▶ **Problem requirements**
What is the number of lines in the data that hold the string "Maritime"? Reply with that number only.

▶ **Task input**
════

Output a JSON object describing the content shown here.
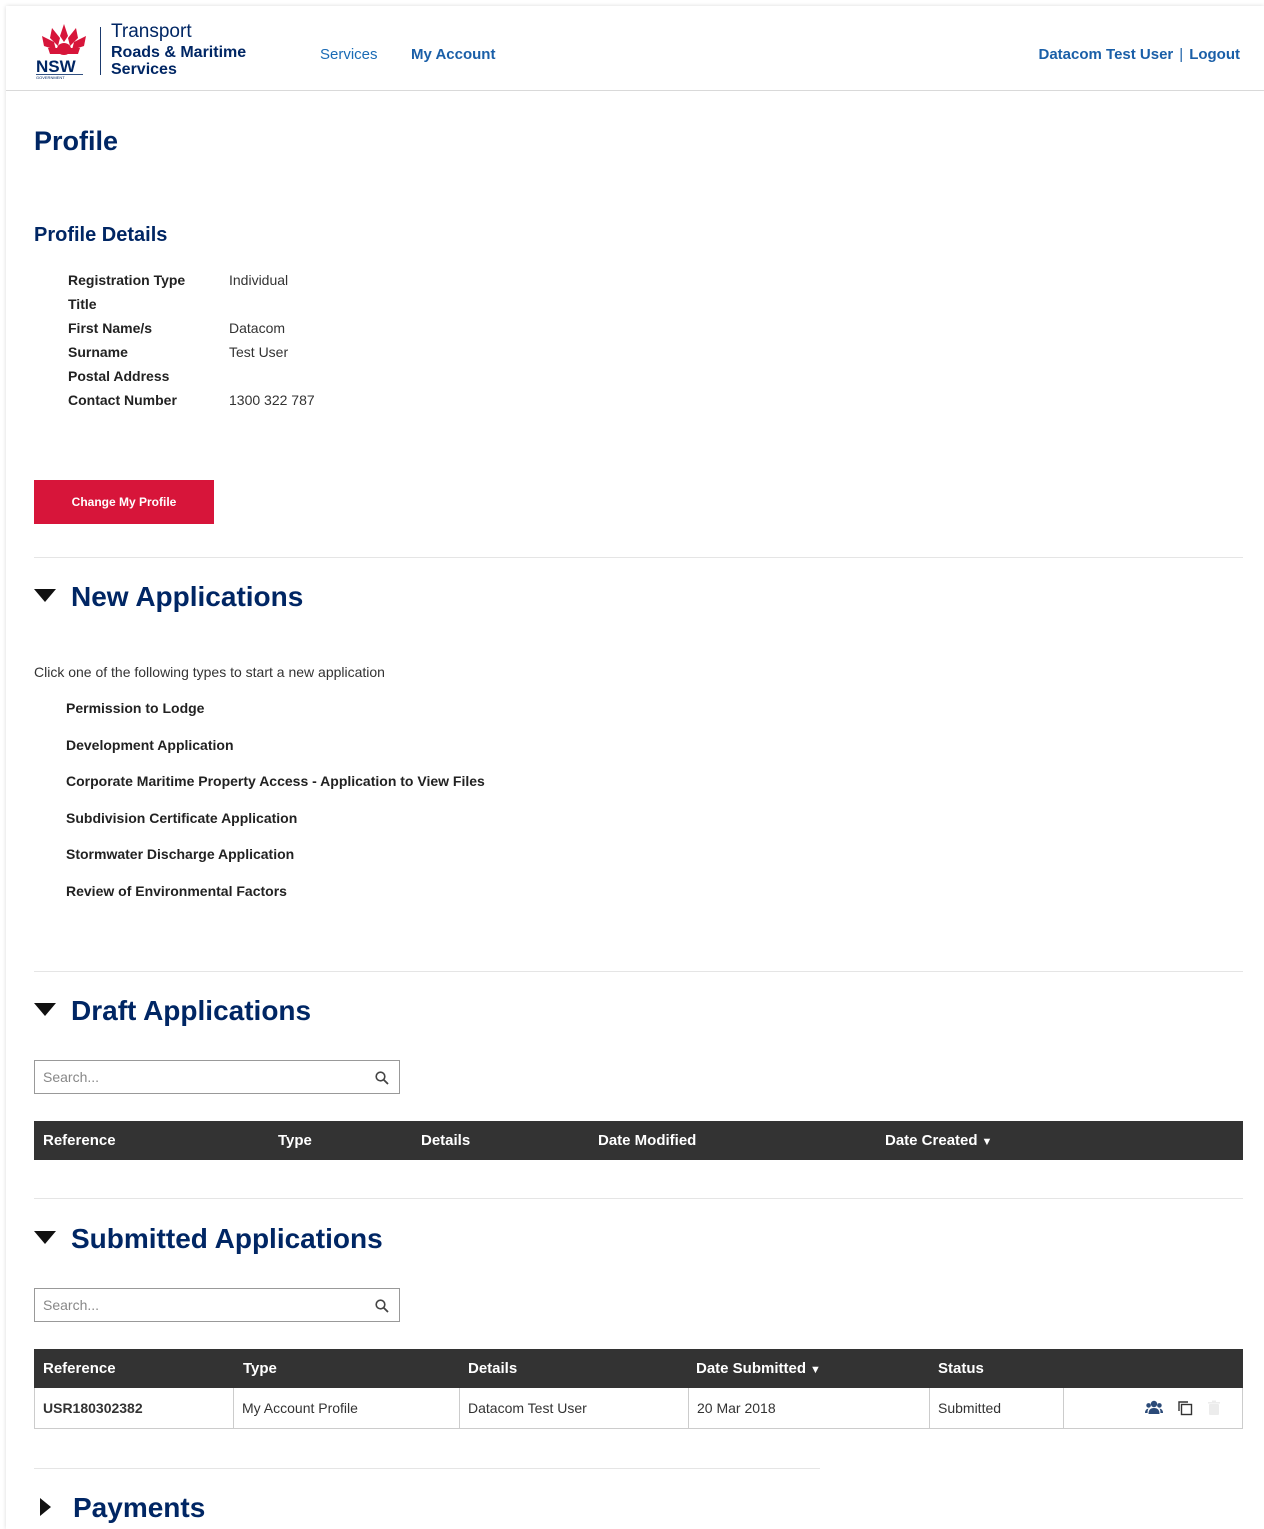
{
  "header": {
    "logo_line1": "Transport",
    "logo_line2": "Roads & Maritime",
    "logo_line3": "Services",
    "logo_nsw": "NSW",
    "logo_gov": "GOVERNMENT",
    "nav_services": "Services",
    "nav_my_account": "My Account",
    "user_name": "Datacom Test User",
    "separator": "|",
    "logout": "Logout"
  },
  "profile": {
    "title": "Profile",
    "details_heading": "Profile Details",
    "fields": [
      {
        "label": "Registration Type",
        "value": "Individual"
      },
      {
        "label": "Title",
        "value": ""
      },
      {
        "label": "First Name/s",
        "value": "Datacom"
      },
      {
        "label": "Surname",
        "value": "Test User"
      },
      {
        "label": "Postal Address",
        "value": ""
      },
      {
        "label": "Contact Number",
        "value": "1300 322 787"
      }
    ],
    "change_button": "Change My Profile"
  },
  "new_applications": {
    "heading": "New Applications",
    "intro": "Click one of the following types to start a new application",
    "types": [
      "Permission to Lodge",
      "Development Application",
      "Corporate Maritime Property Access - Application to View Files",
      "Subdivision Certificate Application",
      "Stormwater Discharge Application",
      "Review of Environmental Factors"
    ]
  },
  "draft_applications": {
    "heading": "Draft Applications",
    "search_placeholder": "Search...",
    "columns": [
      "Reference",
      "Type",
      "Details",
      "Date Modified",
      "Date Created"
    ],
    "sort_indicator": "▼"
  },
  "submitted_applications": {
    "heading": "Submitted Applications",
    "search_placeholder": "Search...",
    "columns": [
      "Reference",
      "Type",
      "Details",
      "Date Submitted",
      "Status"
    ],
    "sort_indicator": "▼",
    "rows": [
      {
        "reference": "USR180302382",
        "type": "My Account Profile",
        "details": "Datacom Test User",
        "date_submitted": "20 Mar 2018",
        "status": "Submitted",
        "actions": [
          "users-icon",
          "copy-icon",
          "trash-icon"
        ]
      }
    ]
  },
  "payments": {
    "heading": "Payments"
  },
  "colors": {
    "brand_navy": "#002664",
    "accent_red": "#d7153a",
    "link_blue": "#1a5fa8",
    "table_header": "#333333"
  }
}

════

▶ **Solution to this problem**
2